Problem to work on: Write out each line exactly as it stands, please.

Dataset entries:

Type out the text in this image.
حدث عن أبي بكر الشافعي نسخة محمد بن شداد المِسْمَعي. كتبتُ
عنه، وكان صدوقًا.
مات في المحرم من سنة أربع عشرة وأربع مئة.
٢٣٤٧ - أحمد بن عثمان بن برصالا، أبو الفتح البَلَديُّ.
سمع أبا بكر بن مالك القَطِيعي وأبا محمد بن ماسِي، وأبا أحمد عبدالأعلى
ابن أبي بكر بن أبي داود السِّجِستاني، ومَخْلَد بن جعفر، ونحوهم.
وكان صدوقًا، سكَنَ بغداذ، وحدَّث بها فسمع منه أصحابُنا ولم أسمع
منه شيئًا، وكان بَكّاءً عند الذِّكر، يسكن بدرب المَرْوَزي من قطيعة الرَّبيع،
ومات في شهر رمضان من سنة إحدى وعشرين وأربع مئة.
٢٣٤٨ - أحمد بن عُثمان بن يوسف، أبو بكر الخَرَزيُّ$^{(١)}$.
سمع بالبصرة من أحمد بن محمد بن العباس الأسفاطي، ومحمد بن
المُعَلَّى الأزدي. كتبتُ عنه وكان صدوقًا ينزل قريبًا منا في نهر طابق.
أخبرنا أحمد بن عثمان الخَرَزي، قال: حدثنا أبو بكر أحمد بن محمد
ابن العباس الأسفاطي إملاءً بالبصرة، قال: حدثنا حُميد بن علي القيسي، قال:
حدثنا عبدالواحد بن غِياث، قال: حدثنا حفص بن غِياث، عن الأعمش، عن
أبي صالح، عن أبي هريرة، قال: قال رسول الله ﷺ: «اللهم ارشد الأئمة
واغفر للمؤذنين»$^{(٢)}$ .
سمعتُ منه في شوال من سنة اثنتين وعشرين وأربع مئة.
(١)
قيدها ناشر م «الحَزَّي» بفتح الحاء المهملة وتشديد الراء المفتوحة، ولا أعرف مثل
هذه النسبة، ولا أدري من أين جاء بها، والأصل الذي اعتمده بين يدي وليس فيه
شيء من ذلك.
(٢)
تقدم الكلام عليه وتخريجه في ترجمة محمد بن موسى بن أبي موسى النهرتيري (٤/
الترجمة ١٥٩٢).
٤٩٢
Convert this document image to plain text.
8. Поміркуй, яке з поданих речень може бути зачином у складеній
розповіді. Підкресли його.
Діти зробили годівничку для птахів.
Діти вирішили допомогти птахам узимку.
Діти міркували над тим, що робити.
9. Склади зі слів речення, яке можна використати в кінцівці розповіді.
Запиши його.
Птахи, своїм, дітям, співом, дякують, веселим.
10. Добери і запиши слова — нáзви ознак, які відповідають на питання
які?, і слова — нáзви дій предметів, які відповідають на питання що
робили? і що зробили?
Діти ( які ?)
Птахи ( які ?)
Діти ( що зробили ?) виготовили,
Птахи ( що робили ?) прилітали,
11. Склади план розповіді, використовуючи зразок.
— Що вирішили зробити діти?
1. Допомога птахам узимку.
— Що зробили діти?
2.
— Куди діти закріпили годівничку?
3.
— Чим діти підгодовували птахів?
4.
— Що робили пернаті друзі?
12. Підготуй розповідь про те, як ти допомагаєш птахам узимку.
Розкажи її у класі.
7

Exercise response:
Type out the text in this image.
حدث عن أبي بكر الشافعي نسخة محمد بن شداد المِسْمَعي. كتبتُ
عنه، وكان صدوقًا.
مات في المحرم من سنة أربع عشرة وأربع مئة.
٢٣٤٧ - أحمد بن عثمان بن برصالا، أبو الفتح البَلَديُّ.
سمع أبا بكر بن مالك القَطِيعي وأبا محمد بن ماسِي، وأبا أحمد عبدالأعلى
ابن أبي بكر بن أبي داود السِّجِستاني، ومَخْلَد بن جعفر، ونحوهم.
وكان صدوقًا، سكَنَ بغداذ، وحدَّث بها فسمع منه أصحابُنا ولم أسمع
منه شيئًا، وكان بَكّاءً عند الذِّكر، يسكن بدرب المَرْوَزي من قطيعة الرَّبيع،
ومات في شهر رمضان من سنة إحدى وعشرين وأربع مئة.
٢٣٤٨ - أحمد بن عُثمان بن يوسف، أبو بكر الخَرَزيُّ$^{(١)}$.
سمع بالبصرة من أحمد بن محمد بن العباس الأسفاطي، ومحمد بن
المُعَلَّى الأزدي. كتبتُ عنه وكان صدوقًا ينزل قريبًا منا في نهر طابق.
أخبرنا أحمد بن عثمان الخَرَزي، قال: حدثنا أبو بكر أحمد بن محمد
ابن العباس الأسفاطي إملاءً بالبصرة، قال: حدثنا حُميد بن علي القيسي، قال:
حدثنا عبدالواحد بن غِياث، قال: حدثنا حفص بن غِياث، عن الأعمش، عن
أبي صالح، عن أبي هريرة، قال: قال رسول الله ﷺ: «اللهم ارشد الأئمة
واغفر للمؤذنين»$^{(٢)}$ .
سمعتُ منه في شوال من سنة اثنتين وعشرين وأربع مئة.
(١)
قيدها ناشر م «الحَزَّي» بفتح الحاء المهملة وتشديد الراء المفتوحة، ولا أعرف مثل
هذه النسبة، ولا أدري من أين جاء بها، والأصل الذي اعتمده بين يدي وليس فيه
شيء من ذلك.
(٢)
تقدم الكلام عليه وتخريجه في ترجمة محمد بن موسى بن أبي موسى النهرتيري (٤/
الترجمة ١٥٩٢).
٤٩٢
Convert this document image to plain text.
8. Поміркуй, яке з поданих речень може бути зачином у складеній
розповіді. Підкресли його.
Діти зробили годівничку для птахів.
Діти вирішили допомогти птахам узимку.
Діти міркували над тим, що робити.
9. Склади зі слів речення, яке можна використати в кінцівці розповіді.
Запиши його.
Птахи, своїм, дітям, співом, дякують, веселим.
10. Добери і запиши слова — нáзви ознак, які відповідають на питання
які?, і слова — нáзви дій предметів, які відповідають на питання що
робили? і що зробили?
Діти ( які ?)
Птахи ( які ?)
Діти ( що зробили ?) виготовили,
Птахи ( що робили ?) прилітали,
11. Склади план розповіді, використовуючи зразок.
— Що вирішили зробити діти?
1. Допомога птахам узимку.
— Що зробили діти?
2.
— Куди діти закріпили годівничку?
3.
— Чим діти підгодовували птахів?
4.
— Що робили пернаті друзі?
12. Підготуй розповідь про те, як ти допомагаєш птахам узимку.
Розкажи її у класі.
7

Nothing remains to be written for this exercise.